* START DATA FOR THIS EXERCISE *
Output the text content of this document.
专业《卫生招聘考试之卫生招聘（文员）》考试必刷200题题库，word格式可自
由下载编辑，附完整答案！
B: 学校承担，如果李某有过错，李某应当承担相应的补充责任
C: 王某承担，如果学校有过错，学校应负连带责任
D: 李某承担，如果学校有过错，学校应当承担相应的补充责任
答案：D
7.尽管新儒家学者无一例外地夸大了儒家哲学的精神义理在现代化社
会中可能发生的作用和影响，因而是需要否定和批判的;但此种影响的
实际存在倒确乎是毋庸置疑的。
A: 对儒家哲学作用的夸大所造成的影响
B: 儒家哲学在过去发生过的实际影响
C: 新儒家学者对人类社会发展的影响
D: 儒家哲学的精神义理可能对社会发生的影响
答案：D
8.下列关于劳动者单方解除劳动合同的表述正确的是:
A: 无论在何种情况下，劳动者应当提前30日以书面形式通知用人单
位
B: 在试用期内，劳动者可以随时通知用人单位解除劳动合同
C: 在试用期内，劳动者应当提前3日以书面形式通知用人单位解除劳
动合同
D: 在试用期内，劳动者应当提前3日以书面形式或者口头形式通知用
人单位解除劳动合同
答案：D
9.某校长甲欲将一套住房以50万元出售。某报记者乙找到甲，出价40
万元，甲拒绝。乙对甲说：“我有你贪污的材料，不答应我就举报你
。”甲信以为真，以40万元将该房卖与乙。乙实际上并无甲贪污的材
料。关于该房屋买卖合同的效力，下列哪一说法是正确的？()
* END DATA FOR THIS EXERCISE *
WORK REQUIRED: Select and copy every line of the listing with the word "在试用期内".

COMPLETE OUTPUT:
B: 在试用期内，劳动者可以随时通知用人单位解除劳动合同
C: 在试用期内，劳动者应当提前3日以书面形式通知用人单位解除劳
D: 在试用期内，劳动者应当提前3日以书面形式或者口头形式通知用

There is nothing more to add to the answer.